● **Excerpted text**
Product Recommendations:

Recommendation engines are essential for e-commerce platforms, as they intelligently


understand customer preferences and suggest relevant products. By analyzing product content
and textual reviews using NLP algorithms, these systems engage customers with personalized
recommendations, increasing the likelihood of purchases.

Search in E-Commerce:

In e-commerce, an effective search feature is crucial for customers to quickly find their
desired products, positively impacting the conversion rate and revenue. Unlike general search
engines, e-commerce search engines provide faceted search, allowing users to navigate with
filters like brand, price, and product attributes. This streamlined search approach, as seen on
platforms like Amazon and Walmart, empowers users to refine their search results, improving
the overall shopping experience and increasing the likelihood of making a purchase. Faceted
search can be built with most popular search engine backends like Solr and Elasticsearch.
The filters such as color,size etc are the key that defines the faceted search. However, they
may not always be readily available for all products. Some reasons for that are:

• The seller didn’t upload all the required information while listing the product on the
e-commerce website.

• Some of the filters are difficult to obtain, or the seller may not have the complete
information to provide—for example, the caloric value of a food product.

Building an E-Commerce Catalog:

For building an informative catalog, it can be split into several subproblems:

• Attribute extraction

• Product categorization and taxonomy creation

• Product enrichment

• Product deduplication and matching

Attribute Extraction:

Attributes are properties that define a product. Attributes play a crucial role in providing a
comprehensive overview of products on e-commerce platforms, impacting click-through rates
and sales.

The algorithms that extract the attribute information from various product descriptions are
generally called attribute extraction algorithms.There are two types of attribute extraction
algorithms: direct and derived.

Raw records

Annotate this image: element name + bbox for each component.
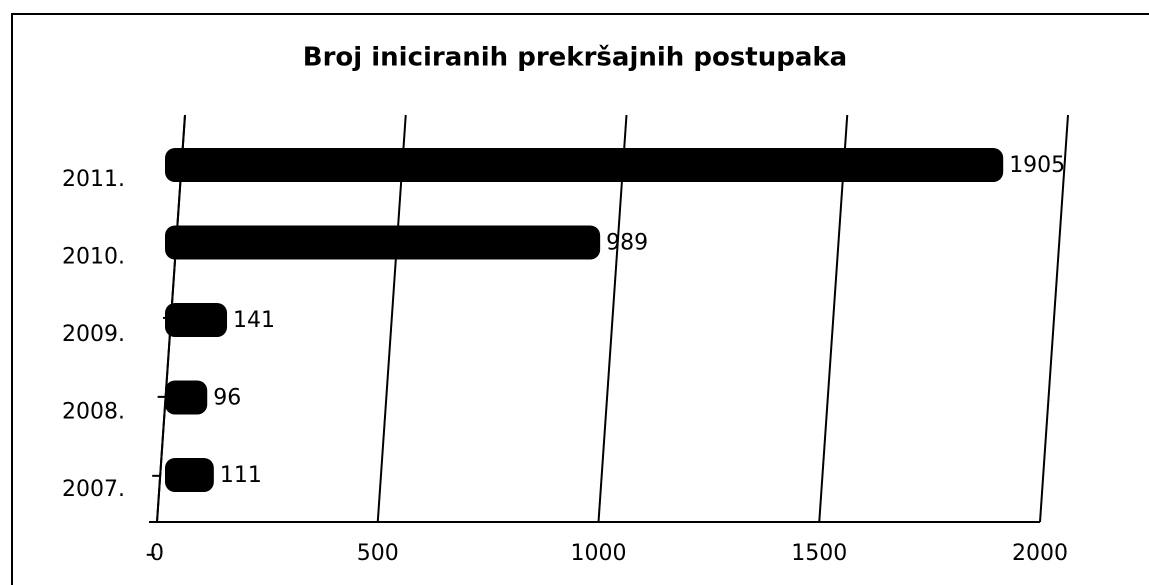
grid-line — [376, 114, 407, 523]
bar — [165, 303, 228, 337]
y-tick-label: 2010. — [62, 245, 125, 270]
grid-line — [1039, 114, 1069, 523]
data-label: 111 — [220, 463, 262, 488]
y-tick-label: 2008. — [62, 400, 125, 425]
grid-line — [818, 114, 849, 523]
bar — [165, 458, 214, 492]
x-tick-label: 0 — [150, 541, 164, 566]
frame — [11, 13, 1149, 585]
y-tick-label: 2007. — [62, 477, 125, 502]
data-label: 96 — [213, 386, 241, 411]
data-label: 989 — [606, 231, 648, 256]
data-label: 1905 — [1009, 153, 1065, 178]
y-tick-label: 2011. — [62, 167, 125, 192]
y-tick-label: 2009. — [62, 322, 125, 347]
chart-title: Broj iniciranih prekršajnih postupaka — [303, 43, 847, 73]
x-tick-label: 1500 — [791, 541, 847, 566]
x-tick-label: 1000 — [571, 541, 627, 566]
x-tick-label: 500 — [357, 541, 399, 566]
bar — [165, 380, 208, 415]
x-tick-label: 2000 — [1012, 541, 1068, 566]
bar — [165, 148, 1004, 182]
grid-line — [597, 114, 628, 523]
data-label: 141 — [233, 308, 275, 333]
bar — [165, 225, 601, 260]
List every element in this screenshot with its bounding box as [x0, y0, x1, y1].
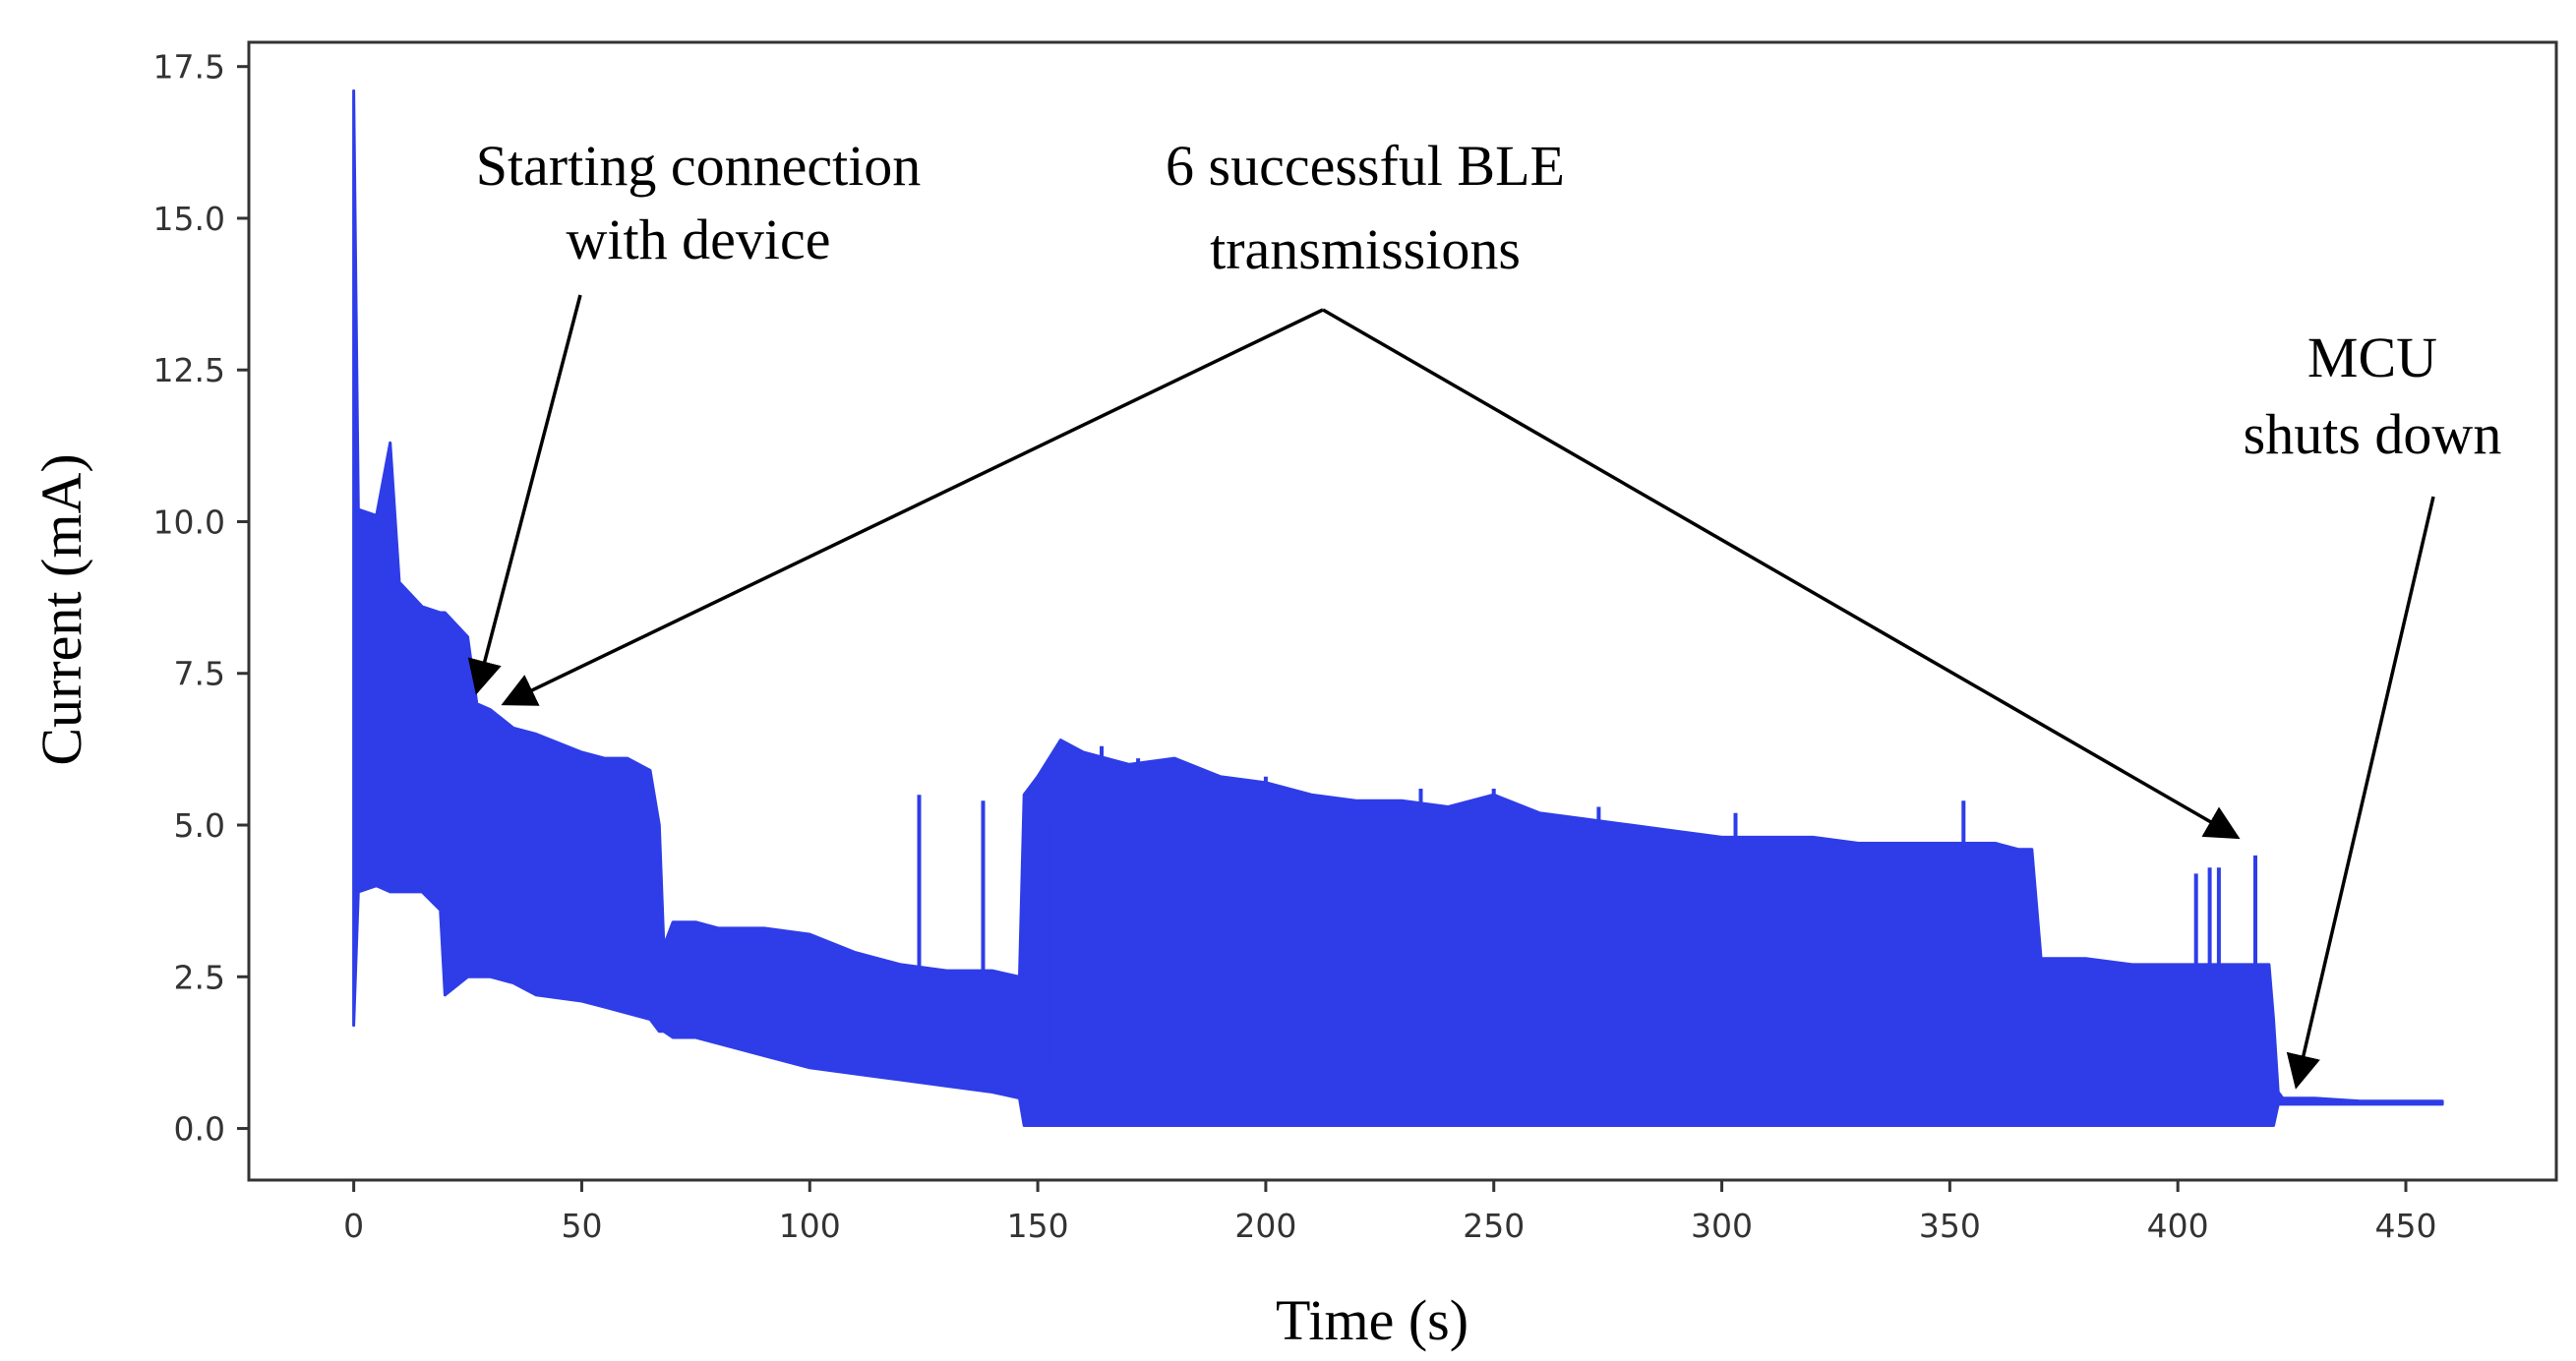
annotation-1-line-0: 6 successful BLE [1166, 134, 1565, 198]
annotation-2-line-0: MCU [2307, 325, 2437, 389]
x-tick-label: 0 [343, 1207, 364, 1245]
y-tick-label: 7.5 [174, 655, 225, 693]
annotation-0-line-0: Starting connection [476, 134, 922, 198]
x-tick-label: 400 [2147, 1207, 2209, 1245]
annotation-layer: Starting connection with device 6 successf… [467, 134, 2502, 1090]
x-axis-ticks: 0 50 100 150 200 250 300 350 400 450 [343, 1180, 2437, 1245]
x-tick-label: 250 [1463, 1207, 1525, 1245]
y-tick-label: 0.0 [174, 1110, 225, 1149]
y-tick-label: 10.0 [153, 503, 225, 541]
y-axis-ticks: 0.0 2.5 5.0 7.5 10.0 12.5 15.0 17.5 [153, 48, 249, 1149]
annotation-2-line-1: shuts down [2244, 402, 2502, 466]
x-tick-label: 450 [2375, 1207, 2437, 1245]
arrow-shutdown [2286, 496, 2435, 1090]
series-0-envelope [352, 89, 2444, 1127]
annotation-2: MCU shuts down [2244, 325, 2502, 466]
x-axis-title: Time (s) [1276, 1288, 1468, 1352]
y-axis-title: Current (mA) [30, 453, 93, 765]
x-tick-label: 350 [1919, 1207, 1981, 1245]
y-tick-label: 17.5 [153, 48, 225, 87]
annotation-1-line-1: transmissions [1210, 217, 1521, 281]
x-tick-label: 150 [1007, 1207, 1069, 1245]
annotation-0: Starting connection with device [476, 134, 922, 271]
arrow-connection [467, 294, 582, 695]
x-tick-label: 300 [1691, 1207, 1753, 1245]
y-tick-label: 2.5 [174, 958, 225, 996]
series-layer [352, 89, 2444, 1127]
x-tick-label: 100 [779, 1207, 841, 1245]
x-tick-label: 50 [561, 1207, 602, 1245]
x-tick-label: 200 [1234, 1207, 1296, 1245]
annotation-1: 6 successful BLE transmissions [1166, 134, 1565, 281]
y-tick-label: 12.5 [153, 351, 225, 389]
annotation-0-line-1: with device [567, 207, 831, 271]
plot-frame [247, 40, 2558, 1182]
y-tick-label: 15.0 [153, 200, 225, 238]
arrow-ble-last [1322, 308, 2241, 840]
y-tick-label: 5.0 [174, 806, 225, 845]
arrow-ble-first [501, 308, 1324, 706]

● **What you need to do**
Copy the e-commerce text from the words "understand customer preferences" through "Solr and Elasticsearch.", changing "Walmart" to "eBay" throughout.

● **Exercise answer**
understand customer preferences and suggest relevant products. By analyzing product content
and textual reviews using NLP algorithms, these systems engage customers with personalized
recommendations, increasing the likelihood of purchases.

Search in E-Commerce:

In e-commerce, an effective search feature is crucial for customers to quickly find their
desired products, positively impacting the conversion rate and revenue. Unlike general search
engines, e-commerce search engines provide faceted search, allowing users to navigate with
filters like brand, price, and product attributes. This streamlined search approach, as seen on
platforms like Amazon and eBay, empowers users to refine their search results, improving
the overall shopping experience and increasing the likelihood of making a purchase. Faceted
search can be built with most popular search engine backends like Solr and Elasticsearch.